*OBJECTIVE:* In the listing below, count each line containing "draws" and answer with the count only.

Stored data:
++++++++++

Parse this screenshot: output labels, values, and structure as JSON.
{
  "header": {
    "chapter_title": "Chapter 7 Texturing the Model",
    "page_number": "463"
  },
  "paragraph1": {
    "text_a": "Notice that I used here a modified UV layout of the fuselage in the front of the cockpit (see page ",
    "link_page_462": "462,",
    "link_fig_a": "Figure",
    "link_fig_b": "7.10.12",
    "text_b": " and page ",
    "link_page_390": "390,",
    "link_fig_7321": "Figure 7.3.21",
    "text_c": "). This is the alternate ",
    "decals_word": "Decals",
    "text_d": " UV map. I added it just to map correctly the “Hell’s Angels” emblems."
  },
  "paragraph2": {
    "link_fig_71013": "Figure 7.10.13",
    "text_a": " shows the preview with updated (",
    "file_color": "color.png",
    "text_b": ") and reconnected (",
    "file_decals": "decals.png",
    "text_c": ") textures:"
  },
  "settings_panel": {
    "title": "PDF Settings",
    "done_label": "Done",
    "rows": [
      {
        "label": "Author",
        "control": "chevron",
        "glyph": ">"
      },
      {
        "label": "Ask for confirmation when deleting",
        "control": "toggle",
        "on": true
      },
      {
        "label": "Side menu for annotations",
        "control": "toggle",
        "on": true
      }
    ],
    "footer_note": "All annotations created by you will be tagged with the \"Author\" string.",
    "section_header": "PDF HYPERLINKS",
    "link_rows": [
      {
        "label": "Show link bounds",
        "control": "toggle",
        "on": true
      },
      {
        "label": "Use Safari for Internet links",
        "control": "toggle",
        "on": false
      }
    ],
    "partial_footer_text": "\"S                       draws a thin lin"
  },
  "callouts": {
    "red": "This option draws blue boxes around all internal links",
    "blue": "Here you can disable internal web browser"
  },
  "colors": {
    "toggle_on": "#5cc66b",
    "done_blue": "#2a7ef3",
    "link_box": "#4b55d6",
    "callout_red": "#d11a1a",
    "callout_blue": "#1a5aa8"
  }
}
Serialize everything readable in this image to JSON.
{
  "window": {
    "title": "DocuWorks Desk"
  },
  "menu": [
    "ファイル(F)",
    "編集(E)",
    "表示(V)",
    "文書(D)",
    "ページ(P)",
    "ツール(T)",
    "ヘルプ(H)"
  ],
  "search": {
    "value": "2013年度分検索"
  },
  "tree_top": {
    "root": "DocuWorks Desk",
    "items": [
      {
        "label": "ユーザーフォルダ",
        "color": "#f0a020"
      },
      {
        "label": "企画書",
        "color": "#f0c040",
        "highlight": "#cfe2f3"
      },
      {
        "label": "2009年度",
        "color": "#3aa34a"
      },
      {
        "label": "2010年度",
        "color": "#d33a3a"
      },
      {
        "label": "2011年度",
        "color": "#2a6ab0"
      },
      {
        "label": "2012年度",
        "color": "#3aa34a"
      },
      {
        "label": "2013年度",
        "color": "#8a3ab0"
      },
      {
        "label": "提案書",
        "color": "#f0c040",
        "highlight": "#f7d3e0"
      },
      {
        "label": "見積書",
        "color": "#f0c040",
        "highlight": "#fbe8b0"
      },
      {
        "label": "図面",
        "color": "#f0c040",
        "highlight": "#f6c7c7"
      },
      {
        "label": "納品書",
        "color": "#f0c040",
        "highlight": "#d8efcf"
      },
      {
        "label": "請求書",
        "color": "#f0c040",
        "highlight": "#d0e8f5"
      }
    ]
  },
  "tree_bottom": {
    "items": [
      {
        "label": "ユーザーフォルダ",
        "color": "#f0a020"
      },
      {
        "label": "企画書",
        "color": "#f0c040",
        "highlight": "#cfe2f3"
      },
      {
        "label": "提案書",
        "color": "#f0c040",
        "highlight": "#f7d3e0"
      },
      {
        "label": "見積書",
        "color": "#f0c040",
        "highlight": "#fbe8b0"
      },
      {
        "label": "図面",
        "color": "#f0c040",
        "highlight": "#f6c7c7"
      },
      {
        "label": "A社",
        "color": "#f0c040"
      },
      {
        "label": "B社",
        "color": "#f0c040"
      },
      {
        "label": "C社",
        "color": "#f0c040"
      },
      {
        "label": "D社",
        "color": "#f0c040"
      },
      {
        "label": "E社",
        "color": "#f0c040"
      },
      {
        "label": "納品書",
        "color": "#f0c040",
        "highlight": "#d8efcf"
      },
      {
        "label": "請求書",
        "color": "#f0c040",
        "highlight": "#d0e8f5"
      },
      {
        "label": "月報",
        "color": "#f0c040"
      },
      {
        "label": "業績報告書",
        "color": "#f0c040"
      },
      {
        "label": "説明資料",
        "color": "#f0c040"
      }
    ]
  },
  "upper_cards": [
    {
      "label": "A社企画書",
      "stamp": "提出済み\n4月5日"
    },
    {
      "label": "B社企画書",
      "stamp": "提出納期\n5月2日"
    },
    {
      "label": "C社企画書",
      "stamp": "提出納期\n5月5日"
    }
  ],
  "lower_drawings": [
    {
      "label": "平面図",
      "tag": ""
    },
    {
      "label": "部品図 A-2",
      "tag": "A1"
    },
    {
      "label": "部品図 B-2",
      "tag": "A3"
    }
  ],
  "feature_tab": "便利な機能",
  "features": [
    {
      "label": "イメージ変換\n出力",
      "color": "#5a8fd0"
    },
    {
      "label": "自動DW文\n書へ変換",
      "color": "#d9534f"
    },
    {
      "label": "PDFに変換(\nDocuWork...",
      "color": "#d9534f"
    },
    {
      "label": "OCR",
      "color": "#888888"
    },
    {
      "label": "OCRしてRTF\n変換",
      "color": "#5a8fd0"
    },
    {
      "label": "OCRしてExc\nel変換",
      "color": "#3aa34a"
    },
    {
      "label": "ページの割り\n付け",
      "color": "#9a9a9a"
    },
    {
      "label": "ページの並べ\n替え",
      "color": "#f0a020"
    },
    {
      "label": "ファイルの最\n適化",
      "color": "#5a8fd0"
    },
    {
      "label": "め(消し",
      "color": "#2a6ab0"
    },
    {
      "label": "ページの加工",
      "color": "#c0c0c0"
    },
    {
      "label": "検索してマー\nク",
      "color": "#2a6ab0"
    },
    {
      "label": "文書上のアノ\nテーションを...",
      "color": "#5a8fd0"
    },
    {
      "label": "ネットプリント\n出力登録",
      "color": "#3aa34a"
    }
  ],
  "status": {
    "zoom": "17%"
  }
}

++++++++++

*WRITTEN RESPONSE:* 2